start THE INPUT
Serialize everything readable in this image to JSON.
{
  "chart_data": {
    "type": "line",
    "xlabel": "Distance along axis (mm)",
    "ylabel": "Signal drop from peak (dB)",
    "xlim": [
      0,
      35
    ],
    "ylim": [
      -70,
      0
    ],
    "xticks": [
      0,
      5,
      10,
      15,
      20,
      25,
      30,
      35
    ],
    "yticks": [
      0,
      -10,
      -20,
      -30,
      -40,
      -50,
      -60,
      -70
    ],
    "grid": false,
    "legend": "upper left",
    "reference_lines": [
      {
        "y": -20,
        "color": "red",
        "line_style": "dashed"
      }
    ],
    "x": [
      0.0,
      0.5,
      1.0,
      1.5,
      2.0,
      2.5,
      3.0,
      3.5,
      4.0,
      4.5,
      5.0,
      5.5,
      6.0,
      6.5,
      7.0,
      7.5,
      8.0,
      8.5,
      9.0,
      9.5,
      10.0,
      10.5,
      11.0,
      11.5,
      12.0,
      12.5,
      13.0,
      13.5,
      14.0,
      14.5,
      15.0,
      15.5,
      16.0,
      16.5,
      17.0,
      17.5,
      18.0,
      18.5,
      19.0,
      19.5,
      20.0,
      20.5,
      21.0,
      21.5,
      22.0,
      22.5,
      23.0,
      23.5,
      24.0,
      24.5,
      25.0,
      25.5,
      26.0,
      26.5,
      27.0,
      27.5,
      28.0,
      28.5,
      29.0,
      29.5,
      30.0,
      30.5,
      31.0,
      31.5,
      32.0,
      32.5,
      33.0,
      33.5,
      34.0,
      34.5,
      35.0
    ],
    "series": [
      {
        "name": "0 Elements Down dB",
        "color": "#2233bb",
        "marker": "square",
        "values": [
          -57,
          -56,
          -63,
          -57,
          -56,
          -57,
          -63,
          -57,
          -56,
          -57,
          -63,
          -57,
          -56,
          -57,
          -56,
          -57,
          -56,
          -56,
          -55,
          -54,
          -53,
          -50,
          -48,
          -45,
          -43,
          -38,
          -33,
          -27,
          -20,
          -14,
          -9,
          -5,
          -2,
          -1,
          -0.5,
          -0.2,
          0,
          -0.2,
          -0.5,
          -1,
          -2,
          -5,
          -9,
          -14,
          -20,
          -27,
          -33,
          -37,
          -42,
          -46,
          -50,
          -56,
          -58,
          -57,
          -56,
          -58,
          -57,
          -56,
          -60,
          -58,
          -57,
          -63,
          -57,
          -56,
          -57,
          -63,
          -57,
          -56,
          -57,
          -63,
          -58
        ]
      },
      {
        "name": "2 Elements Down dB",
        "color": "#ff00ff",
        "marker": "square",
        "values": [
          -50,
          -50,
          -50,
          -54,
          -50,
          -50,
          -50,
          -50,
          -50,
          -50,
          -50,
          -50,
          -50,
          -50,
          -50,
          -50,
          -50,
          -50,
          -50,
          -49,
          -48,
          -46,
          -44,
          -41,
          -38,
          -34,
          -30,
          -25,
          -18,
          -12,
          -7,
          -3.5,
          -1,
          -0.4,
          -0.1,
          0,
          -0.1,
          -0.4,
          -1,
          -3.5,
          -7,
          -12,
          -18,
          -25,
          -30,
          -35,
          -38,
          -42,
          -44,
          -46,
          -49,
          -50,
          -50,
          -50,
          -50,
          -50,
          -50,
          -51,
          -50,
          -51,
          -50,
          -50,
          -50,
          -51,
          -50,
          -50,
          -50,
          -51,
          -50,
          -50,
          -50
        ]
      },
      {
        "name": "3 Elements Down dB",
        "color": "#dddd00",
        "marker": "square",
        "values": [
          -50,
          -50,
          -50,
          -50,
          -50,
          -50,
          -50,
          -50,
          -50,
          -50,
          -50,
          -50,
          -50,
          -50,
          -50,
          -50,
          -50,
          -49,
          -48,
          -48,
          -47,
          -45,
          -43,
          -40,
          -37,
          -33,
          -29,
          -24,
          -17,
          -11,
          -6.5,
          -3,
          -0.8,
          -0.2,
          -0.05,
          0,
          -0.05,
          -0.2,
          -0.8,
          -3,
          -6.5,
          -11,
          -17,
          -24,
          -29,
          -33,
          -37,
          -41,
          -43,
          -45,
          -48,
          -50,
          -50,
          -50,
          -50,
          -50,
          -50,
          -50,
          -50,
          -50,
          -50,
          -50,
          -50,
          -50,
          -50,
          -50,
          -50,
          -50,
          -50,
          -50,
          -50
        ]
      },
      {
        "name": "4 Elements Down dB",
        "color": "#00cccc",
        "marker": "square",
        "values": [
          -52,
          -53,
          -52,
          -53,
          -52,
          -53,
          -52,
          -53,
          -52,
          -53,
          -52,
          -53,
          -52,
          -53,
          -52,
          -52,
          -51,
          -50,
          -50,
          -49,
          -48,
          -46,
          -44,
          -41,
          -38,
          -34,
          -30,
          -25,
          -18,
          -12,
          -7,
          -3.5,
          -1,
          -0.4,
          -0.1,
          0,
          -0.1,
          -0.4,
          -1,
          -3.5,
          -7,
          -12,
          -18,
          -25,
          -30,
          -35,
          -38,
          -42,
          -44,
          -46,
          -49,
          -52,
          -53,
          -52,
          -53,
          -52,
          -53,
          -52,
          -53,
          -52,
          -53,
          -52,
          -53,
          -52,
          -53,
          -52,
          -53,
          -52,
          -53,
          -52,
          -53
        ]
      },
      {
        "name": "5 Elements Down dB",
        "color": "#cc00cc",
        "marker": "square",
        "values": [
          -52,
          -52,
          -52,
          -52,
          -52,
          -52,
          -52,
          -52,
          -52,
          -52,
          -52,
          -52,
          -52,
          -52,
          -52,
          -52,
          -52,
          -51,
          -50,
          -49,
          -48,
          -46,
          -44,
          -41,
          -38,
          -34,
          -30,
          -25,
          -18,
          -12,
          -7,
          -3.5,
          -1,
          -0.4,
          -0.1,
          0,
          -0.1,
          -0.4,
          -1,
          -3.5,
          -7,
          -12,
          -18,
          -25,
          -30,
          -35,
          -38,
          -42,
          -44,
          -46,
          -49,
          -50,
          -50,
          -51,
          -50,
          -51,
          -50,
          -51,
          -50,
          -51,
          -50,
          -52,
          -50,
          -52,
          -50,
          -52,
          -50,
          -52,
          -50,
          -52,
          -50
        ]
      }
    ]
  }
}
end THE INPUT
#### [WRITTEN PROBLEM]
Check each line of the listing above for the string "color", then report only how many lines have it.

#### [REPLY]
6